══ TEXT SEGMENT

But opening the link in any browser other than the client, the playlist will be limited to 1000 tracks.

But I have found a way to overcome it, I installed Tampermonkey and then installed this script.

Now I can view full playlists in a browser.

This is a sample playlist.

The playlists look like this:

The first column holds the songtitle, the second column holds the duration, the third column holds the artist, and the last column holds the album.

The text in the first, third and fourth columns are hyperlinks to the song, artist and album pages respectively.

I don't know a thing about html but I managed to get its data structure.

The thing we need is the table located at xpath //table/tbody, each row is a childnode of the table named tr(xpath //table/tbody/tr).

this is a sample row:

<td class="left">
    <div class="hd "><span data-res-id="5221710" data-res-type="18" data-res-action="play" data-res-from="13" data-res-data="158624364" class="ply ">&nbsp;</span><span class="num">1</span></div>
</td>
<td>
    <div class="f-cb">
        <div class="tt">
            <div class="ttc">
                <span class="txt">
                    <a href="#/song?id=5221710"><b title="Axel F">Axel F</b></a>
                    
                    
                </span>
            </div>
        </div>
    </div>
</td>
<td class=" s-fc3">
    <span class="u-dur candel">03:00</span>
    <div class="opt hshow">
        <a class="u-icn u-icn-81 icn-add" href="javascript:;" title="添加到播放列表" hidefocus="true" data-res-type="18" data-res-id="5221710" data-res-action="addto" data-res-from="13" data-res-data="158624364"></a>
        <span data-res-id="5221710" data-res-type="18" data-res-action="fav" class="icn icn-fav" title="收藏"></span>
        <span data-res-id="5221710" data-res-type="18" data-res-action="share" data-res-name="Greatest Hits Of The Millennium 80's Vol.2" data-res-author="Harold Faltermeyer" data-res-pic="https://p2.music.126.net/tOa6Tizqy755OZE7ITsw_g==/775155697626111.jpg" class="icn icn-share" title="分享">分享</span>
        <span data-res-id="5221710" data-res-type="18" data-res-action="download" class="icn icn-dl" title="下载"></span>
        <span data-res-id="5221710" data-res-type="18" data-res-from="13" data-res-data="158624364" data-res-action="delete" class="icn icn-del" title="删除">删除</span>
    </div>
</td>
<td>
    <div class="text" title="Harold Faltermeyer">
        <span title="Harold Faltermeyer">
            <a href="#/artist?id=34854" hidefocus="true">Harold Faltermeyer</a>
        </span>
    </div>
</td>
<td>
    <div class="text">
        <a href="#/album?id=509819" title="Greatest Hits Of The Millennium 80's Vol.2">Greatest Hits Of The Millennium 80's Vol.2</a>
    </div>
</td>

The columns are childnodes of the element.

════
══ ENTRIES PROVIDED

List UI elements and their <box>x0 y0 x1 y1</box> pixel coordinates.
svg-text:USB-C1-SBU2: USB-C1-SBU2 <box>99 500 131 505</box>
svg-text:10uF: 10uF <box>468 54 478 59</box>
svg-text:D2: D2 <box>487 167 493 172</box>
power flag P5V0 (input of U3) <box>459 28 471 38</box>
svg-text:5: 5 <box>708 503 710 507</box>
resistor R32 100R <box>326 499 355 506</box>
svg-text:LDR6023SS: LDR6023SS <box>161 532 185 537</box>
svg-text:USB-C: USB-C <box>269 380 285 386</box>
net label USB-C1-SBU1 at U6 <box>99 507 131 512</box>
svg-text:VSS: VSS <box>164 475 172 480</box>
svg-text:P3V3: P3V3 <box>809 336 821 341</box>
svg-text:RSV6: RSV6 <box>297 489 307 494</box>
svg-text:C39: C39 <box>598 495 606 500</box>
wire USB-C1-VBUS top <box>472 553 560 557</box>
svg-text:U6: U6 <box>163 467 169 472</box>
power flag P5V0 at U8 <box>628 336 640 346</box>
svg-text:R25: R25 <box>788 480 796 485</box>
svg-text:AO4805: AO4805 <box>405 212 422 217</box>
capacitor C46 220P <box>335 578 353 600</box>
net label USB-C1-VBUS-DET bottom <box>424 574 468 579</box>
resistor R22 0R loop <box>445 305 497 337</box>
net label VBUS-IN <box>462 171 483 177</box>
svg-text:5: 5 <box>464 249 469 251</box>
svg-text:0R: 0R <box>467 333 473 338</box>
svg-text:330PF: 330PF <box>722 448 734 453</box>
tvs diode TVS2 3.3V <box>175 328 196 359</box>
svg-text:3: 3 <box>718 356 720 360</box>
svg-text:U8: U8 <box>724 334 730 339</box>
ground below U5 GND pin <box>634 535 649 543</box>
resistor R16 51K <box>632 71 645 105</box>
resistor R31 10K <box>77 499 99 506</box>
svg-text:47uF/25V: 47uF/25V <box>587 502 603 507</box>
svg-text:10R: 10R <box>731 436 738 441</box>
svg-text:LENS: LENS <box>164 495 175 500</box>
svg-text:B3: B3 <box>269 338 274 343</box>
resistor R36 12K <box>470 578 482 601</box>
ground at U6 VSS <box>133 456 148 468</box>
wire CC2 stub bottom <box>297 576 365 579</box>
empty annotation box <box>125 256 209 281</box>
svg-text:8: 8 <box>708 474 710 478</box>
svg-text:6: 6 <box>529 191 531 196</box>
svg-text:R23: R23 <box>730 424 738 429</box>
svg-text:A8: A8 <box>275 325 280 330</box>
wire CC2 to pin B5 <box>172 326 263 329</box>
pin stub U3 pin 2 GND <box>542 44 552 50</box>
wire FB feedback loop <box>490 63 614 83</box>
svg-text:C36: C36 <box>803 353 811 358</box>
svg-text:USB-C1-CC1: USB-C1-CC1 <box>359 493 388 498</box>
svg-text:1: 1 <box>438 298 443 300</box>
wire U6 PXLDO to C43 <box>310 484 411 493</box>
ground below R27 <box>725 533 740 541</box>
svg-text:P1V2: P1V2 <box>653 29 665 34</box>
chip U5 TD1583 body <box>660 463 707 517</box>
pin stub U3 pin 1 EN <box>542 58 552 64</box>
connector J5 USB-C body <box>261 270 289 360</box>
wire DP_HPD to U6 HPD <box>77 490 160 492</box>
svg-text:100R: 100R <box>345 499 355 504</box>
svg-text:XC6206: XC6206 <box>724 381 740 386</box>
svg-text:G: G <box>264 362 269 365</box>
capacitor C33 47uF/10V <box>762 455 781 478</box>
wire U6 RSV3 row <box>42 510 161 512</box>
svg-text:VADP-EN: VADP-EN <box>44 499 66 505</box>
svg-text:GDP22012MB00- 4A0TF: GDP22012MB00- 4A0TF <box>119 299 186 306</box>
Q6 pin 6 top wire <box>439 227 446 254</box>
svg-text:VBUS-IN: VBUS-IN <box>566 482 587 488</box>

════

THE TASKS.
1. From the playlist post, extract the passage from "The playlists look" to "named tr(xpath //table/tbody/tr).".
2. According to the playlist post, what does the third column of a playlist hold?
3. Carry on the post about the playlist's HTML structure, starting after its final sentence.

EXERCISE RESPONSES.
1.
The playlists look like this:

The first column holds the songtitle, the second column holds the duration, the third column holds the artist, and the last column holds the album.

The text in the first, third and fourth columns are hyperlinks to the song, artist and album pages respectively.

I don't know a thing about html but I managed to get its data structure.

The thing we need is the table located at xpath //table/tbody, each row is a childnode of the table named tr(xpath //table/tbody/tr).

2. The third column holds the artist.

3.
I have managed to get the xpaths corresponding to the columns:

/td[2]/div/div/div/span/a/b -->  title
/td[2]/div/div/div/span/a -->  song link
/td[3]/span -->  duration
/td[4]/div/span/a -->  artist
/td[4]/div/span/a['href'] -->  artist link
/td[5]/div/a -->  album
/td[5]/div/a['href'] -->  album link

We should add the address music.163.com/ in front of the links to get full addresses.

I was thinking about using selenium to get the elements, more specifically find the rows by xpath, then loop through the rows and get the columns by their xpaths inside the rows, then add the values to a list of namedtuples.

From here it is trivial to add the elements to an SQL table.

But I just can't get it to work.

I have managed to open a Firefox selenium window, install tampermonkey and the script to access the full playlist(these two installations are done manually), then get to the playlist page and tried to get the elements:

from selenium import webdriver
Firefox = webdriver.Firefox()
Firefox.get('https://music.163.com/#/playlist?id=158624364&userid=126762751')
Firefox.find_elements_by_xpath('//table/tbody/tr')

The result is an empty list.

I don't know what went wrong, I can view the table element in developer tools just fine, then I have viewed its source code and realized that the table isn't in its source code.

I have even managed to obtain the full table with developer tools, and I uploaded it here.

But it is invisible to selenium. Apparently browsers have a way to display contents not in the original html source code and selenium can't. That's when I realized browsers can execute javascript and the additional contents not in the original source code are probably added by a javascript somewhere, and the code I used didn't involve javascript and can only get the original source code without the additional contents.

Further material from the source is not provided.